• [WRITTEN REQUEST]:
Copy all the entries word for word, but omit the pictures.

[START]

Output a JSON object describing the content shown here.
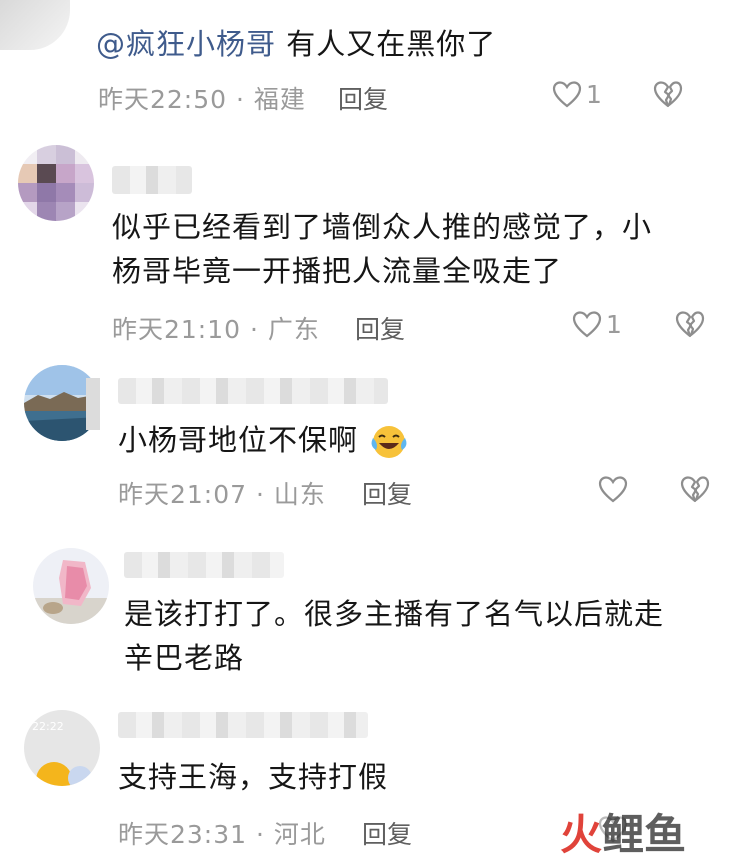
{
  "comments": [
    {
      "mention": "@疯狂小杨哥",
      "text": " 有人又在黑你了",
      "time": "昨天22:50",
      "sep": "·",
      "location": "福建",
      "reply": "回复",
      "likes": "1"
    },
    {
      "text_line1": "似乎已经看到了墙倒众人推的感觉了，小",
      "text_line2": "杨哥毕竟一开播把人流量全吸走了",
      "time": "昨天21:10",
      "sep": "·",
      "location": "广东",
      "reply": "回复",
      "likes": "1"
    },
    {
      "text": "小杨哥地位不保啊",
      "time": "昨天21:07",
      "sep": "·",
      "location": "山东",
      "reply": "回复"
    },
    {
      "text_line1": "是该打打了。很多主播有了名气以后就走",
      "text_line2": "辛巴老路"
    },
    {
      "avatar_time": "22:22",
      "text": "支持王海，支持打假",
      "time": "昨天23:31",
      "sep": "·",
      "location": "河北",
      "reply": "回复"
    }
  ],
  "watermark": {
    "char1": "火",
    "char2": "鲤",
    "char3": "鱼"
  },
  "colors": {
    "mention": "#3f5b8c",
    "meta": "#9a9a9a",
    "watermark_red": "#e0433a"
  },
  "icons": {
    "like": "heart-outline-icon",
    "dislike": "broken-heart-icon",
    "emoji": "laughing-tears-emoji-icon"
  }
}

[END]

• [EXERCISE OUTPUT]:
Output a JSON object describing the content shown here.
{
  "comments": [
    {
      "mention": "@疯狂小杨哥",
      "text": " 有人又在黑你了",
      "time": "昨天22:50",
      "sep": "·",
      "location": "福建",
      "reply": "回复",
      "likes": "1"
    },
    {
      "text_line1": "似乎已经看到了墙倒众人推的感觉了，小",
      "text_line2": "杨哥毕竟一开播把人流量全吸走了",
      "time": "昨天21:10",
      "sep": "·",
      "location": "广东",
      "reply": "回复",
      "likes": "1"
    },
    {
      "text": "小杨哥地位不保啊",
      "time": "昨天21:07",
      "sep": "·",
      "location": "山东",
      "reply": "回复"
    },
    {
      "text_line1": "是该打打了。很多主播有了名气以后就走",
      "text_line2": "辛巴老路"
    },
    {
      "avatar_time": "22:22",
      "text": "支持王海，支持打假",
      "time": "昨天23:31",
      "sep": "·",
      "location": "河北",
      "reply": "回复"
    }
  ],
  "watermark": {
    "char1": "火",
    "char2": "鲤",
    "char3": "鱼"
  },
  "colors": {
    "mention": "#3f5b8c",
    "meta": "#9a9a9a",
    "watermark_red": "#e0433a"
  },
  "icons": {
    "like": "heart-outline-icon",
    "dislike": "broken-heart-icon",
    "emoji": "laughing-tears-emoji-icon"
  }
}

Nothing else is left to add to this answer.